Problem
Return a copy of each line that holds the string "received".
----------------
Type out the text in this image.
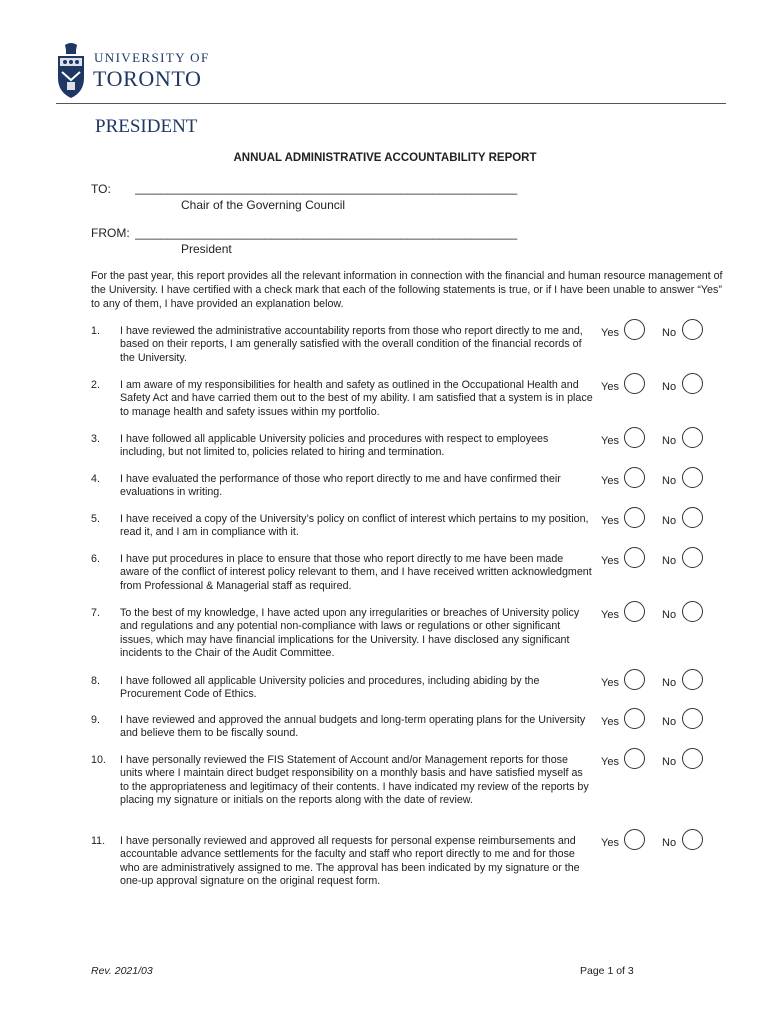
UNIVERSITY OF
TORONTO
PRESIDENT
ANNUAL ADMINISTRATIVE ACCOUNTABILITY REPORT
TO: ___________________________________________________________
Chair of the Governing Council
FROM: ___________________________________________________________
President
For the past year, this report provides all the relevant information in connection with the financial and human resource management of the University. I have certified with a check mark that each of the following statements is true, or if I have been unable to answer “Yes” to any of them, I have provided an explanation below.
1. I have reviewed the administrative accountability reports from those who report directly to me and, based on their reports, I am generally satisfied with the overall condition of the financial records of the University.
Yes	No
2. I am aware of my responsibilities for health and safety as outlined in the Occupational Health and Safety Act and have carried them out to the best of my ability. I am satisfied that a system is in place to manage health and safety issues within my portfolio.
Yes	No
3. I have followed all applicable University policies and procedures with respect to employees including, but not limited to, policies related to hiring and termination.
Yes	No
4. I have evaluated the performance of those who report directly to me and have confirmed their evaluations in writing.
Yes	No
5. I have received a copy of the University’s policy on conflict of interest which pertains to my position, read it, and I am in compliance with it.
Yes	No
6. I have put procedures in place to ensure that those who report directly to me have been made aware of the conflict of interest policy relevant to them, and I have received written acknowledgment from Professional & Managerial staff as required.
Yes	No
7. To the best of my knowledge, I have acted upon any irregularities or breaches of University policy and regulations and any potential non-compliance with laws or regulations or other significant issues, which may have financial implications for the University. I have disclosed any significant incidents to the Chair of the Audit Committee.
Yes	No
8. I have followed all applicable University policies and procedures, including abiding by the Procurement Code of Ethics.
Yes	No
9. I have reviewed and approved the annual budgets and long-term operating plans for the University and believe them to be fiscally sound.
Yes	No
10. I have personally reviewed the FIS Statement of Account and/or Management reports for those units where I maintain direct budget responsibility on a monthly basis and have satisfied myself as to the appropriateness and legitimacy of their contents. I have indicated my review of the reports by placing my signature or initials on the reports along with the date of review.
Yes	No
11. I have personally reviewed and approved all requests for personal expense reimbursements and accountable advance settlements for the faculty and staff who report directly to me and for those who are administratively assigned to me. The approval has been indicated by my signature or the one-up approval signature on the original request form.
Yes	No
Rev. 2021/03	Page 1 of 3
----------------
Answer in full
5. I have received a copy of the University’s policy on conflict of interest which pertains to my position, read it, and I am in compliance with it.
6. I have put procedures in place to ensure that those who report directly to me have been made aware of the conflict of interest policy relevant to them, and I have received written acknowledgment from Professional & Managerial staff as required.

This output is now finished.